(The task):
Write out the listing in full, matching it word for word.

Saved data entries:

+ + + + +

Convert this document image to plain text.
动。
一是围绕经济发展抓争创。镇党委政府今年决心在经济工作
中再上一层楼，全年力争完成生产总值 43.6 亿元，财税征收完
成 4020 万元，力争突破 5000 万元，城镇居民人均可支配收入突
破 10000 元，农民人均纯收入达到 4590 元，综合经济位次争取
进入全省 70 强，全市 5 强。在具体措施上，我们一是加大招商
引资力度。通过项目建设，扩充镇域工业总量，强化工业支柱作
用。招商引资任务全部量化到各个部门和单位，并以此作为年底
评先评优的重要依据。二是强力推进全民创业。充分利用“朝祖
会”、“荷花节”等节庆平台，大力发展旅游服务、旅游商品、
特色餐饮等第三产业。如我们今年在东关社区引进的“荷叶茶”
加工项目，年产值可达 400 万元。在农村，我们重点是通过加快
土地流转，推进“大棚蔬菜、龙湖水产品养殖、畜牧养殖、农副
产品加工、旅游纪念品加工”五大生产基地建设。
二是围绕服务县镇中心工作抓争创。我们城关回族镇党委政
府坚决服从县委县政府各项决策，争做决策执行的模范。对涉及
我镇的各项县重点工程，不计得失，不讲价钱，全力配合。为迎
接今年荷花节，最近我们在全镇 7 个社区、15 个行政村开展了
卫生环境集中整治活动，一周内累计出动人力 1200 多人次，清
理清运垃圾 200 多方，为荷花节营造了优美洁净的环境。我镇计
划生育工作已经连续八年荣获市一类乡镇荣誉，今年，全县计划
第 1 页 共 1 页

+ + + + +

(Solution below):
Convert this document image to plain text.
动。
一是围绕经济发展抓争创。镇党委政府今年决心在经济工作
中再上一层楼，全年力争完成生产总值 43.6 亿元，财税征收完
成 4020 万元，力争突破 5000 万元，城镇居民人均可支配收入突
破 10000 元，农民人均纯收入达到 4590 元，综合经济位次争取
进入全省 70 强，全市 5 强。在具体措施上，我们一是加大招商
引资力度。通过项目建设，扩充镇域工业总量，强化工业支柱作
用。招商引资任务全部量化到各个部门和单位，并以此作为年底
评先评优的重要依据。二是强力推进全民创业。充分利用“朝祖
会”、“荷花节”等节庆平台，大力发展旅游服务、旅游商品、
特色餐饮等第三产业。如我们今年在东关社区引进的“荷叶茶”
加工项目，年产值可达 400 万元。在农村，我们重点是通过加快
土地流转，推进“大棚蔬菜、龙湖水产品养殖、畜牧养殖、农副
产品加工、旅游纪念品加工”五大生产基地建设。
二是围绕服务县镇中心工作抓争创。我们城关回族镇党委政
府坚决服从县委县政府各项决策，争做决策执行的模范。对涉及
我镇的各项县重点工程，不计得失，不讲价钱，全力配合。为迎
接今年荷花节，最近我们在全镇 7 个社区、15 个行政村开展了
卫生环境集中整治活动，一周内累计出动人力 1200 多人次，清
理清运垃圾 200 多方，为荷花节营造了优美洁净的环境。我镇计
划生育工作已经连续八年荣获市一类乡镇荣誉，今年，全县计划
第 1 页 共 1 页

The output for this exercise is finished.